>> Start
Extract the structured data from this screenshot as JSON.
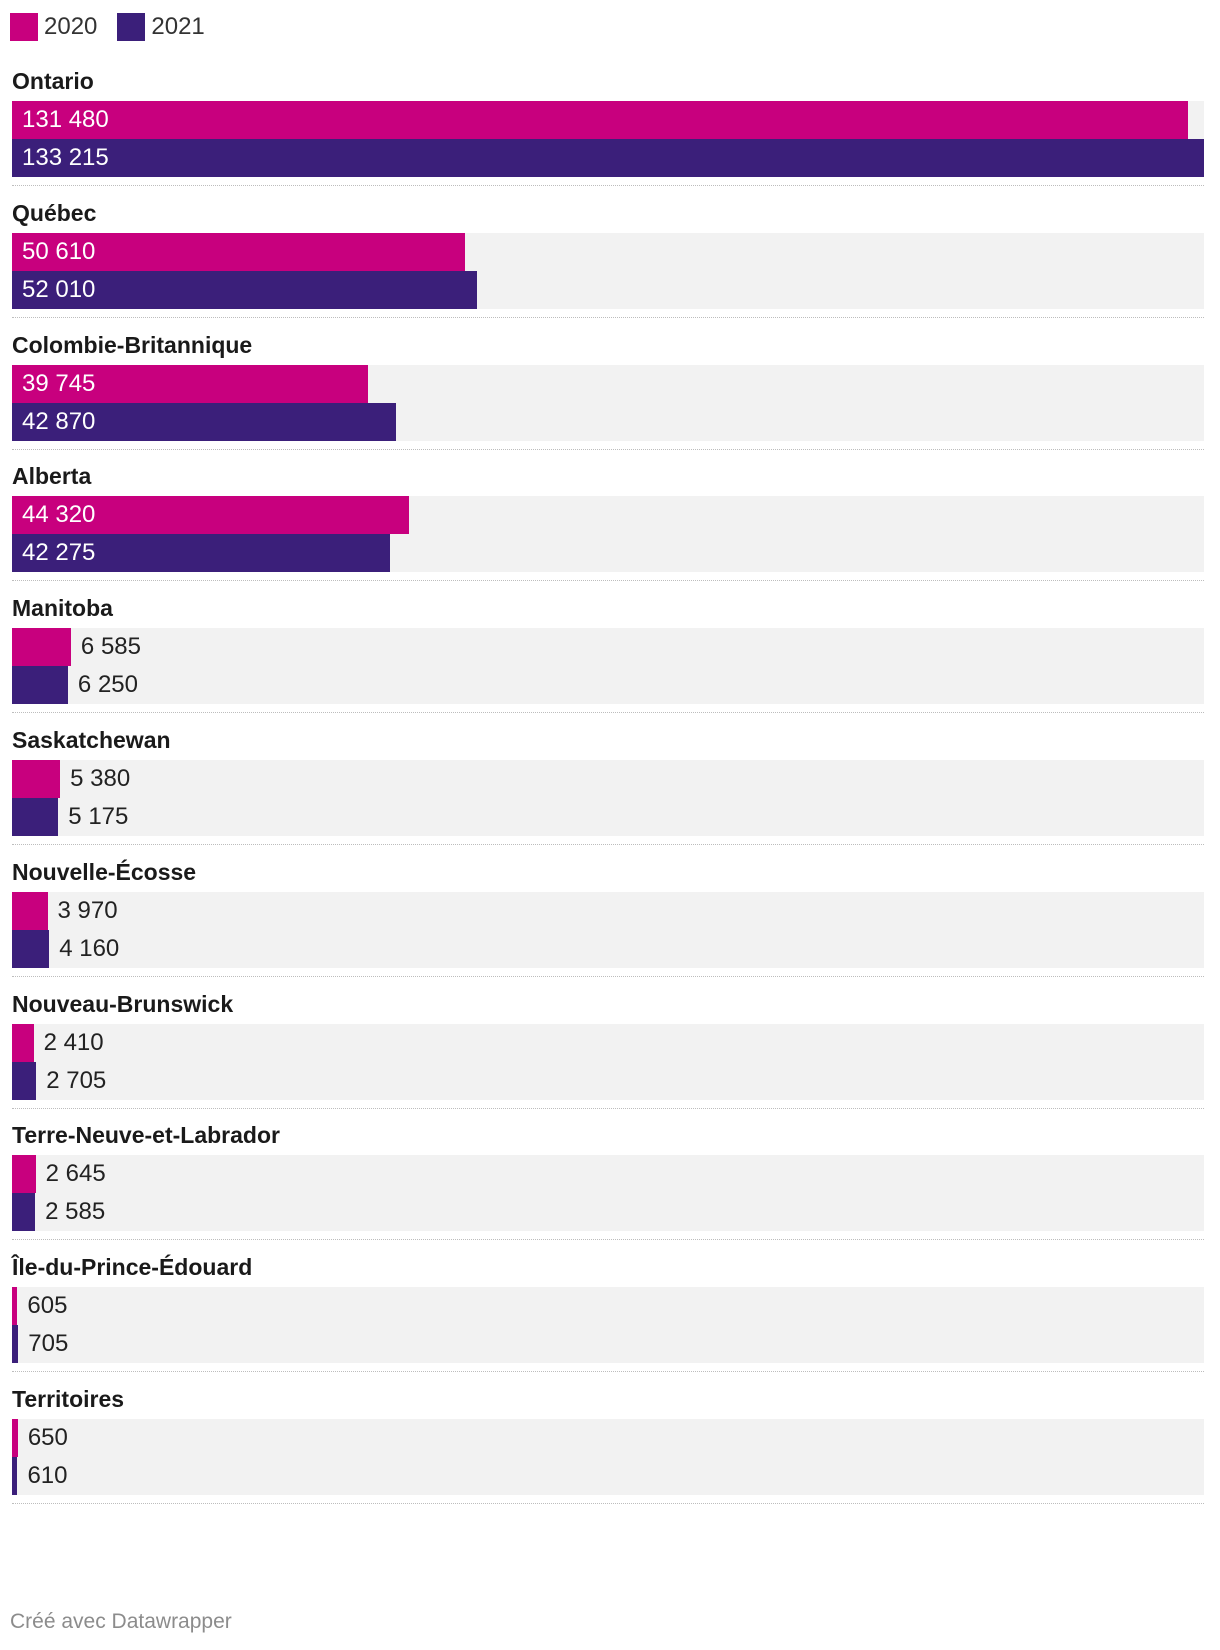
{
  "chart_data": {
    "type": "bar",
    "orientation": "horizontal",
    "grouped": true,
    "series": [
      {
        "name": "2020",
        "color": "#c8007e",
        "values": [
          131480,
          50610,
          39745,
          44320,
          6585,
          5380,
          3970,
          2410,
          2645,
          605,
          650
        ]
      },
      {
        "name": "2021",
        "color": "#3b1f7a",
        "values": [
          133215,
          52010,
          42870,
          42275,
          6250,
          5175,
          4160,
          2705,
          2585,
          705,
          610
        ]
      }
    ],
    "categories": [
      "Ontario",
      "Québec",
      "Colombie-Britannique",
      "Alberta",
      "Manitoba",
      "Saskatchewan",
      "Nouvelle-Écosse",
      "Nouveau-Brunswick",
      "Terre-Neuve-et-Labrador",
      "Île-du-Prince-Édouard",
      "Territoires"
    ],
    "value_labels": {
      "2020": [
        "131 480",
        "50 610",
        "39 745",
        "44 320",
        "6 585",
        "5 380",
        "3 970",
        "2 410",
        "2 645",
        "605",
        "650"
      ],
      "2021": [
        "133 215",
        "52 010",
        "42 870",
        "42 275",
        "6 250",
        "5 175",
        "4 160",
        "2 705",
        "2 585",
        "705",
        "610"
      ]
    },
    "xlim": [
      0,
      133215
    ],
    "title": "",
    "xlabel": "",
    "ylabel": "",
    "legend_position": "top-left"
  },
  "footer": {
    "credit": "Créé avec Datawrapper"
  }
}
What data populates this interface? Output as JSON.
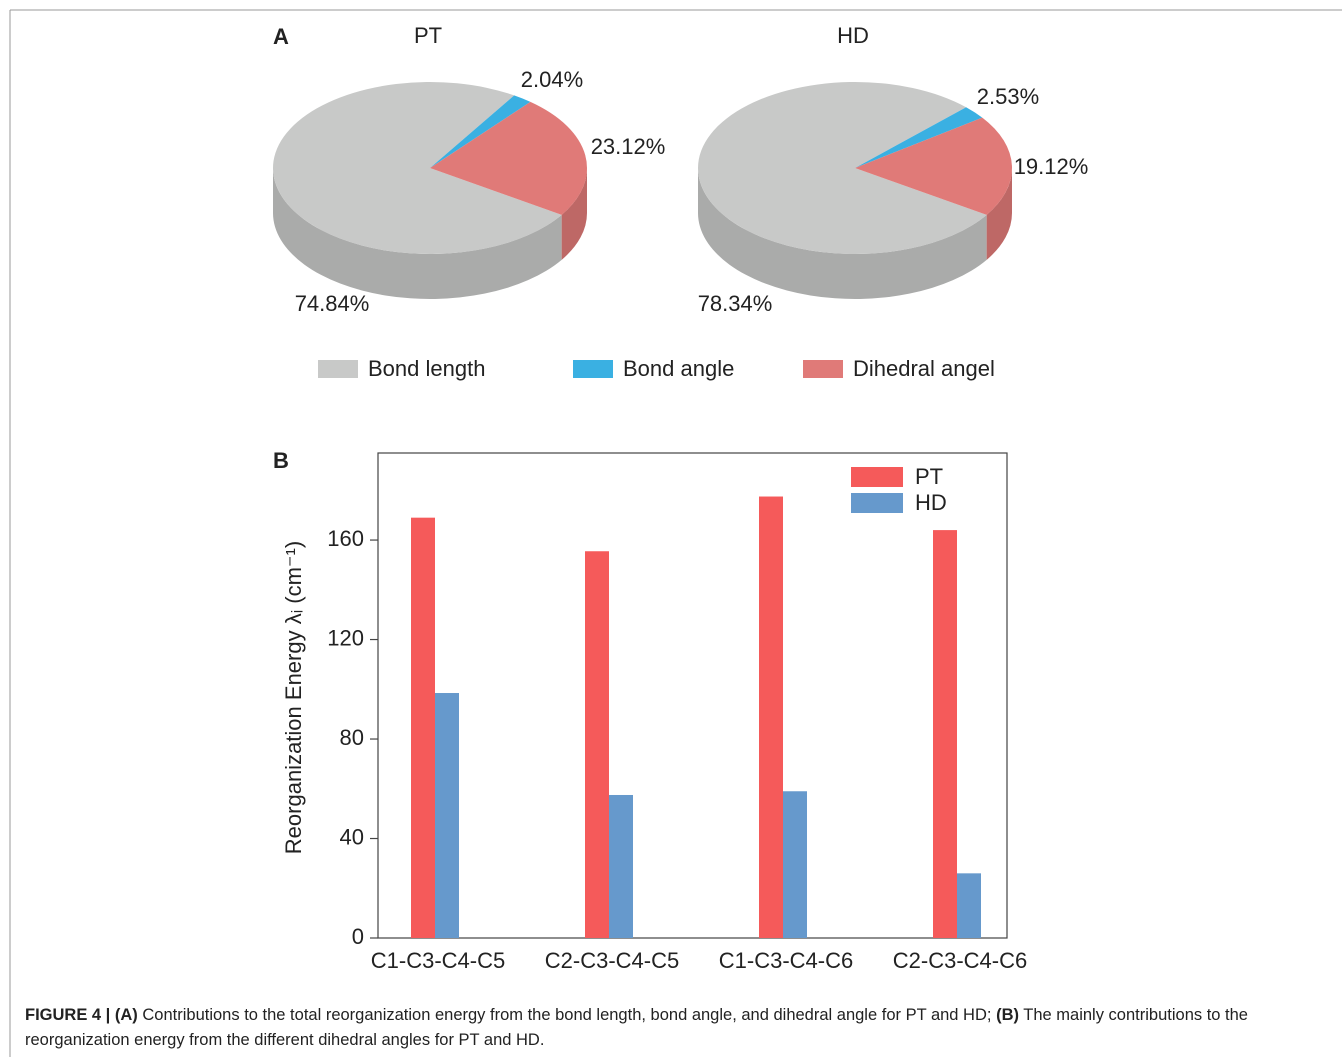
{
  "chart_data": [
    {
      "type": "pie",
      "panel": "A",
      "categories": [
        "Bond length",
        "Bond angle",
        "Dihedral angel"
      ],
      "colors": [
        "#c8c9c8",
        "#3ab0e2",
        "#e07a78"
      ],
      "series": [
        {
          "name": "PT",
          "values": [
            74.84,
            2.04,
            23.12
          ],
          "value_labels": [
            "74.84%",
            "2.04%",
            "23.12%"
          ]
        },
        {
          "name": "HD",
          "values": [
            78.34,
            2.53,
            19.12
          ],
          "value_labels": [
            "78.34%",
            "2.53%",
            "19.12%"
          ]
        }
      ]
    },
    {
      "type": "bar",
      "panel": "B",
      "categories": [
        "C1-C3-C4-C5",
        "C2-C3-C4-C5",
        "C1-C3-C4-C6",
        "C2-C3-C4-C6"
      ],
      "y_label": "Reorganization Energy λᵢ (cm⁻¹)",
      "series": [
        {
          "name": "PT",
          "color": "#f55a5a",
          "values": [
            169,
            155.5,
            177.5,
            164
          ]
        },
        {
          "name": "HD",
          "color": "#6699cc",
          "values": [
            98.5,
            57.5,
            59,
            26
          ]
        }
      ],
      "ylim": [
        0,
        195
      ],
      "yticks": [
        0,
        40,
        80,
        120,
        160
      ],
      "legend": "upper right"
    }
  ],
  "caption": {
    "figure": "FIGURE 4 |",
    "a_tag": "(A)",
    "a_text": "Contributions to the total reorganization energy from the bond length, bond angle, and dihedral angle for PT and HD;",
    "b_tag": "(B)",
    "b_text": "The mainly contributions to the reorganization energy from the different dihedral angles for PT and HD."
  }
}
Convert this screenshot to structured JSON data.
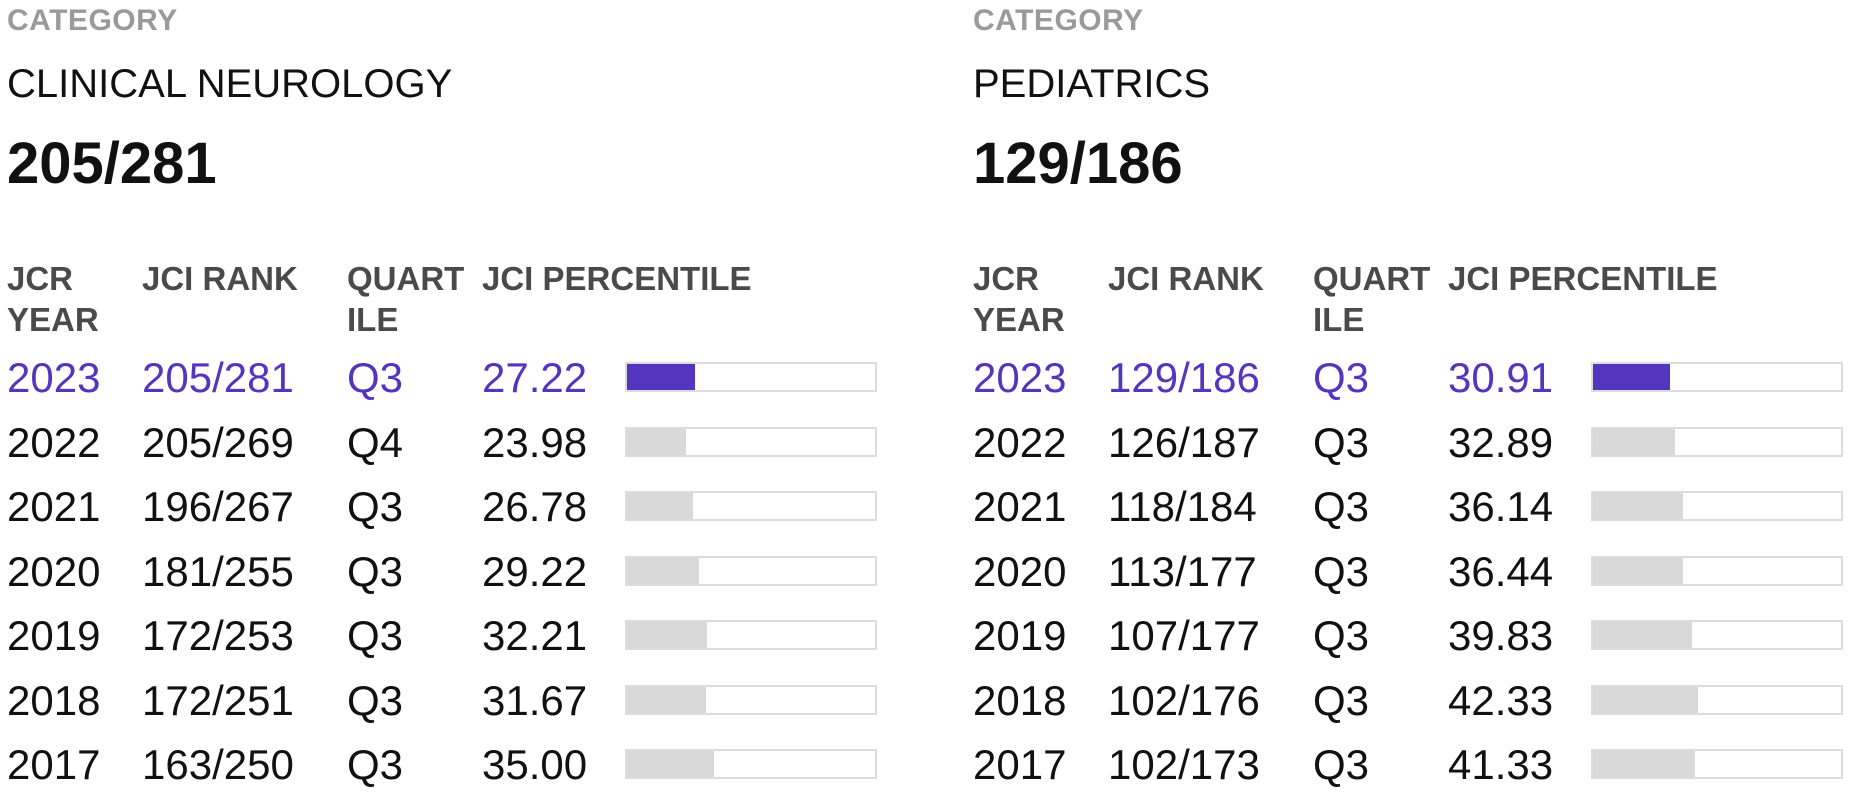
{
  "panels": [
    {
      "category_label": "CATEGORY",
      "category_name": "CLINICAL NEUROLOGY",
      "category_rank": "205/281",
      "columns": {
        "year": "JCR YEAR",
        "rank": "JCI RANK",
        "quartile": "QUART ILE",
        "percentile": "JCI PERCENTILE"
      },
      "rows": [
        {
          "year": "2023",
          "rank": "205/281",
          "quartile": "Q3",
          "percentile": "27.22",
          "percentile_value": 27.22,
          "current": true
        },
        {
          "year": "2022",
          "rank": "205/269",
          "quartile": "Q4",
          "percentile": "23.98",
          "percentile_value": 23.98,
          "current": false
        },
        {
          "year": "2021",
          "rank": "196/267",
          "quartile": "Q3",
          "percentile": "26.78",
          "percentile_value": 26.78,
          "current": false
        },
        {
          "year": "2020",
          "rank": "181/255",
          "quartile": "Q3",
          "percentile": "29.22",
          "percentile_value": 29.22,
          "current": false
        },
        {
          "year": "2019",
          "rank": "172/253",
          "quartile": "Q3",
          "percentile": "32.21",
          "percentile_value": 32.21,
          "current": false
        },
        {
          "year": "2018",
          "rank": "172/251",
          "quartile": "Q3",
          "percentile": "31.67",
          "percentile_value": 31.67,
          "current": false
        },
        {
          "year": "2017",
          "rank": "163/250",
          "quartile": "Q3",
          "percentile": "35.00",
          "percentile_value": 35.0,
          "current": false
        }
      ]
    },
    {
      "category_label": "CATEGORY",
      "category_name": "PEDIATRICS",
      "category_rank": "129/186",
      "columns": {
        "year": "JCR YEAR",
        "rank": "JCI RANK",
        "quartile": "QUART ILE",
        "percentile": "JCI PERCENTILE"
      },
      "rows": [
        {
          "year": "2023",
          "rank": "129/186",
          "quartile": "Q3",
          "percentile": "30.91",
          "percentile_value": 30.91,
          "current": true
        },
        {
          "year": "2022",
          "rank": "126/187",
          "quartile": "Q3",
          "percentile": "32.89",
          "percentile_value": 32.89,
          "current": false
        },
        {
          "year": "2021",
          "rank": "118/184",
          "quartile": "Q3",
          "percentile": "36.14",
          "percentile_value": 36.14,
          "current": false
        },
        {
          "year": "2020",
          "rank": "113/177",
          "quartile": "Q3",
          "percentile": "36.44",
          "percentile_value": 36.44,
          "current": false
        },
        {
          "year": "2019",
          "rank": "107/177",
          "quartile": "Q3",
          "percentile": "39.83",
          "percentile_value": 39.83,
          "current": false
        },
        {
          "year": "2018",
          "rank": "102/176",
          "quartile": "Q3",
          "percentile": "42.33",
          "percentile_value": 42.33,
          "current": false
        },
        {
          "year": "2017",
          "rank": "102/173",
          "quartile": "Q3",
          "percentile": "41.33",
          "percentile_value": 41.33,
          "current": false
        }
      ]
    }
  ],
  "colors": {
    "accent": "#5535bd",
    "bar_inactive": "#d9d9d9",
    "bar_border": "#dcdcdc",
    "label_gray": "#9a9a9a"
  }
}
>> End
- [Aim of the task] Quote the material in full and exactly; do not carry over its pictures.

- [Answer for this exercise]
Extract the structured data from this screenshot as JSON.
{
  "chart_data": {
    "type": "bar",
    "orientation": "horizontal",
    "grouped": true,
    "series": [
      {
        "name": "2020",
        "color": "#c8007e",
        "values": [
          131480,
          50610,
          39745,
          44320,
          6585,
          5380,
          3970,
          2410,
          2645,
          605,
          650
        ]
      },
      {
        "name": "2021",
        "color": "#3b1f7a",
        "values": [
          133215,
          52010,
          42870,
          42275,
          6250,
          5175,
          4160,
          2705,
          2585,
          705,
          610
        ]
      }
    ],
    "categories": [
      "Ontario",
      "Québec",
      "Colombie-Britannique",
      "Alberta",
      "Manitoba",
      "Saskatchewan",
      "Nouvelle-Écosse",
      "Nouveau-Brunswick",
      "Terre-Neuve-et-Labrador",
      "Île-du-Prince-Édouard",
      "Territoires"
    ],
    "value_labels": {
      "2020": [
        "131 480",
        "50 610",
        "39 745",
        "44 320",
        "6 585",
        "5 380",
        "3 970",
        "2 410",
        "2 645",
        "605",
        "650"
      ],
      "2021": [
        "133 215",
        "52 010",
        "42 870",
        "42 275",
        "6 250",
        "5 175",
        "4 160",
        "2 705",
        "2 585",
        "705",
        "610"
      ]
    },
    "xlim": [
      0,
      133215
    ],
    "title": "",
    "xlabel": "",
    "ylabel": "",
    "legend_position": "top-left"
  },
  "footer": {
    "credit": "Créé avec Datawrapper"
  }
}
What data populates this interface? Output as JSON.
{
  "chart_data": [
    {
      "type": "pie",
      "panel": "A",
      "categories": [
        "Bond length",
        "Bond angle",
        "Dihedral angel"
      ],
      "colors": [
        "#c8c9c8",
        "#3ab0e2",
        "#e07a78"
      ],
      "series": [
        {
          "name": "PT",
          "values": [
            74.84,
            2.04,
            23.12
          ],
          "value_labels": [
            "74.84%",
            "2.04%",
            "23.12%"
          ]
        },
        {
          "name": "HD",
          "values": [
            78.34,
            2.53,
            19.12
          ],
          "value_labels": [
            "78.34%",
            "2.53%",
            "19.12%"
          ]
        }
      ]
    },
    {
      "type": "bar",
      "panel": "B",
      "categories": [
        "C1-C3-C4-C5",
        "C2-C3-C4-C5",
        "C1-C3-C4-C6",
        "C2-C3-C4-C6"
      ],
      "y_label": "Reorganization Energy λᵢ (cm⁻¹)",
      "series": [
        {
          "name": "PT",
          "color": "#f55a5a",
          "values": [
            169,
            155.5,
            177.5,
            164
          ]
        },
        {
          "name": "HD",
          "color": "#6699cc",
          "values": [
            98.5,
            57.5,
            59,
            26
          ]
        }
      ],
      "ylim": [
        0,
        195
      ],
      "yticks": [
        0,
        40,
        80,
        120,
        160
      ],
      "legend": "upper right"
    }
  ],
  "caption": {
    "figure": "FIGURE 4 |",
    "a_tag": "(A)",
    "a_text": "Contributions to the total reorganization energy from the bond length, bond angle, and dihedral angle for PT and HD;",
    "b_tag": "(B)",
    "b_text": "The mainly contributions to the reorganization energy from the different dihedral angles for PT and HD."
  }
}
Convert this screenshot to structured JSON data.
{
  "panels": [
    {
      "category_label": "CATEGORY",
      "category_name": "CLINICAL NEUROLOGY",
      "category_rank": "205/281",
      "columns": {
        "year": "JCR YEAR",
        "rank": "JCI RANK",
        "quartile": "QUART ILE",
        "percentile": "JCI PERCENTILE"
      },
      "rows": [
        {
          "year": "2023",
          "rank": "205/281",
          "quartile": "Q3",
          "percentile": "27.22",
          "percentile_value": 27.22,
          "current": true
        },
        {
          "year": "2022",
          "rank": "205/269",
          "quartile": "Q4",
          "percentile": "23.98",
          "percentile_value": 23.98,
          "current": false
        },
        {
          "year": "2021",
          "rank": "196/267",
          "quartile": "Q3",
          "percentile": "26.78",
          "percentile_value": 26.78,
          "current": false
        },
        {
          "year": "2020",
          "rank": "181/255",
          "quartile": "Q3",
          "percentile": "29.22",
          "percentile_value": 29.22,
          "current": false
        },
        {
          "year": "2019",
          "rank": "172/253",
          "quartile": "Q3",
          "percentile": "32.21",
          "percentile_value": 32.21,
          "current": false
        },
        {
          "year": "2018",
          "rank": "172/251",
          "quartile": "Q3",
          "percentile": "31.67",
          "percentile_value": 31.67,
          "current": false
        },
        {
          "year": "2017",
          "rank": "163/250",
          "quartile": "Q3",
          "percentile": "35.00",
          "percentile_value": 35.0,
          "current": false
        }
      ]
    },
    {
      "category_label": "CATEGORY",
      "category_name": "PEDIATRICS",
      "category_rank": "129/186",
      "columns": {
        "year": "JCR YEAR",
        "rank": "JCI RANK",
        "quartile": "QUART ILE",
        "percentile": "JCI PERCENTILE"
      },
      "rows": [
        {
          "year": "2023",
          "rank": "129/186",
          "quartile": "Q3",
          "percentile": "30.91",
          "percentile_value": 30.91,
          "current": true
        },
        {
          "year": "2022",
          "rank": "126/187",
          "quartile": "Q3",
          "percentile": "32.89",
          "percentile_value": 32.89,
          "current": false
        },
        {
          "year": "2021",
          "rank": "118/184",
          "quartile": "Q3",
          "percentile": "36.14",
          "percentile_value": 36.14,
          "current": false
        },
        {
          "year": "2020",
          "rank": "113/177",
          "quartile": "Q3",
          "percentile": "36.44",
          "percentile_value": 36.44,
          "current": false
        },
        {
          "year": "2019",
          "rank": "107/177",
          "quartile": "Q3",
          "percentile": "39.83",
          "percentile_value": 39.83,
          "current": false
        },
        {
          "year": "2018",
          "rank": "102/176",
          "quartile": "Q3",
          "percentile": "42.33",
          "percentile_value": 42.33,
          "current": false
        },
        {
          "year": "2017",
          "rank": "102/173",
          "quartile": "Q3",
          "percentile": "41.33",
          "percentile_value": 41.33,
          "current": false
        }
      ]
    }
  ],
  "colors": {
    "accent": "#5535bd",
    "bar_inactive": "#d9d9d9",
    "bar_border": "#dcdcdc",
    "label_gray": "#9a9a9a"
  }
}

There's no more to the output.